§ Source passage
********

Art Guidelines

Please read the guidelines carefully before submitting your artwork:
  • We accept submissions from Canadians and non-Canadians.
  • We accept both existing art and proposals. Note that if you're sending in a sketch for a proposal, we still require an example of your colour work.
  • We only accept JPG files through Submittable.
  • Please include ONLY pre-existing works in colour as we print the cover in colour.
  • Include your website--we can take a look of other examples of your work.
  • We pay $400 for cover art (both pre-existing and original), plus $50 for interior art.
  • The artist owns their artwork--we only license the artwork as part of the front cover and interior of an issue.
These are important requirements we keep in mind when we look at examples of your work:
  • Our cover dimensions are 5.25 width by 8 height in inches (note that images can be scaled down to a similar ratio).
  • We incorporate the following: the On Spec logo, price and other information in an upper corner and the contributor's names.

If we feel your work fits as a cover, we will contact you to discuss using an existing artwork OR commissioning an original for the magazine. If the work appears to be unsuitable, we will likely let you know. Otherwise, we'll keep your information on file for future reference. 

On Spec Manuscript Style Sheet

Please read this sheet carefully before you submit your manuscript. These points address matters that at worst prevent us from reading your work, and at best create a bad impression of what you have written.


  • We accept submissions from Canadians and non-Canadians.
  • We pay between $50 to $200 depending on word count.
  • We accept stories up to 6,000 words. Note the required check box near the bottom of the page.
  • It goes without saying that we are looking for works of the Fantastic. You may also know it as "Speculative" fiction, where the element of the un-real is part of the character of the story, and not just an add-on.

********

§ Collected material
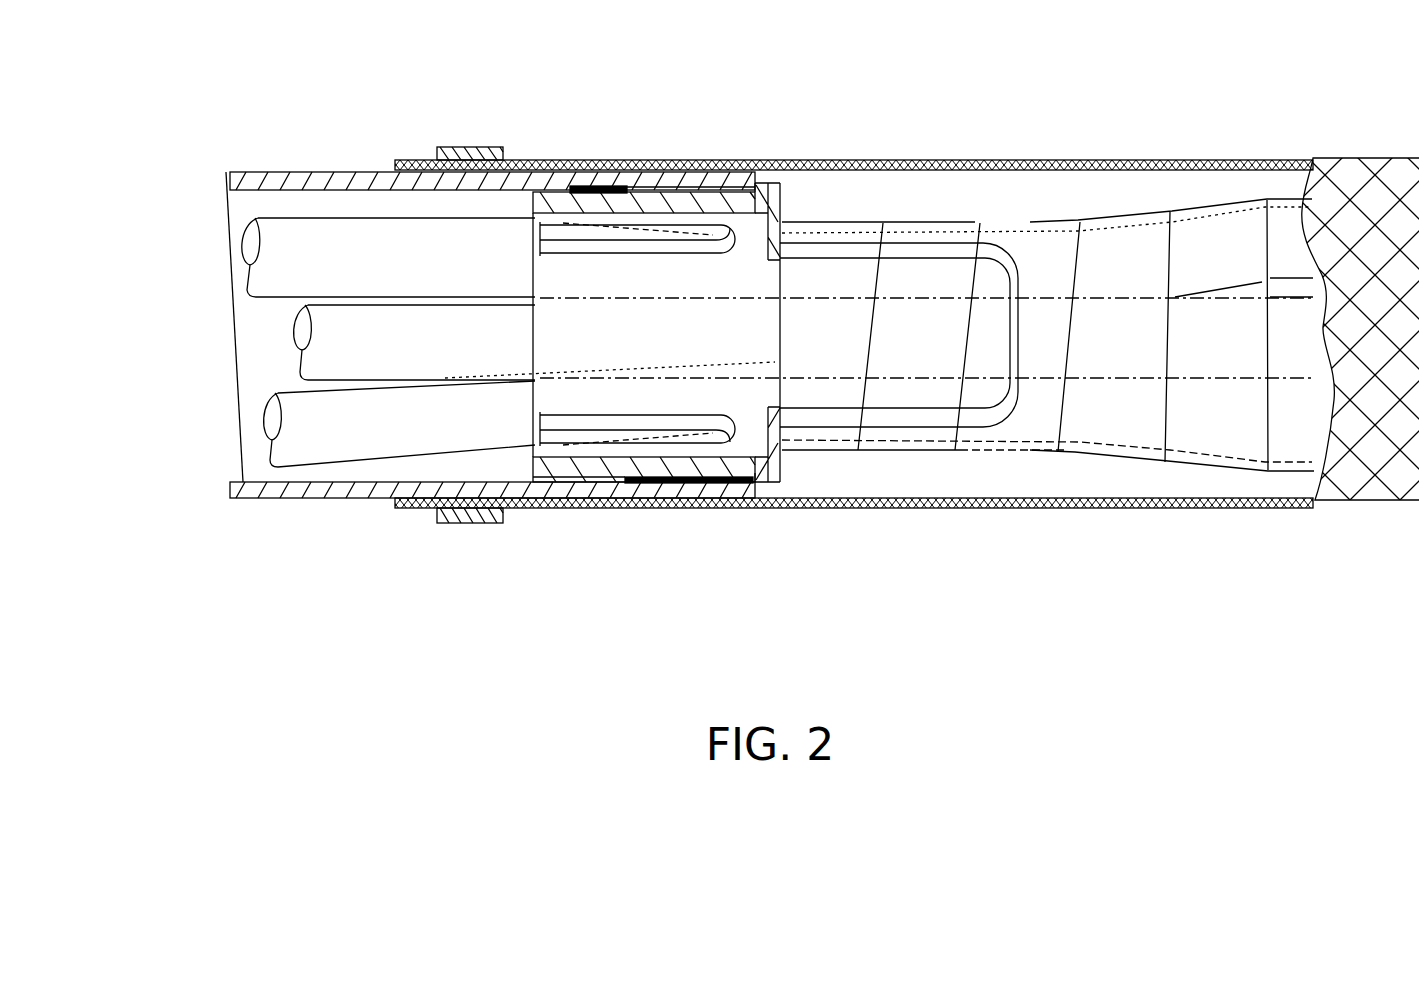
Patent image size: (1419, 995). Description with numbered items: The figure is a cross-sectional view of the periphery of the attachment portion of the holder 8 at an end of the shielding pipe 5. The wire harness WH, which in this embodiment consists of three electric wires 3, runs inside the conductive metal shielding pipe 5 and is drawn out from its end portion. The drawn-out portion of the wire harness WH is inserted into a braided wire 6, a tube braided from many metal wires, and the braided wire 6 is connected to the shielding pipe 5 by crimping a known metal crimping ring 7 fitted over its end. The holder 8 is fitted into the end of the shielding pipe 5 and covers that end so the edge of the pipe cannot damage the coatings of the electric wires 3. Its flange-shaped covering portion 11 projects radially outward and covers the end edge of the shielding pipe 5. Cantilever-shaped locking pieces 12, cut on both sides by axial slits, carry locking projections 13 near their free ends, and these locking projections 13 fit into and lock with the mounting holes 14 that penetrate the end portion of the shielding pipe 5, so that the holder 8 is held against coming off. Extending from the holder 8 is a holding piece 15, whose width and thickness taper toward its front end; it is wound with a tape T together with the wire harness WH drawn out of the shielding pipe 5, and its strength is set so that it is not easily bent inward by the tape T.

********

§ Given exercise 1
Sum up the On Spec submission guidelines in two sentences.
§ Given exercise 2
Output the part of the On Spec submission guidelines that opens with the words containing "If we feel your" and closes with "on word count.".
The data has nothing to do with the On Spec submission guidelines.

§ Exercise response 1
On Spec accepts art from Canadians and non-Canadians as JPG files through Submittable, paying $400 for cover art plus $50 for interior art, while the artist keeps ownership of the work. It also accepts Fantastic, or "Speculative," stories of up to 6,000 words from Canadians and non-Canadians, paying between $50 and $200 depending on word count.

§ Exercise response 2
If we feel your work fits as a cover, we will contact you to discuss using an existing artwork OR commissioning an original for the magazine. If the work appears to be unsuitable, we will likely let you know. Otherwise, we'll keep your information on file for future reference. 

On Spec Manuscript Style Sheet

Please read this sheet carefully before you submit your manuscript. These points address matters that at worst prevent us from reading your work, and at best create a bad impression of what you have written.


  • We accept submissions from Canadians and non-Canadians.
  • We pay between $50 to $200 depending on word count.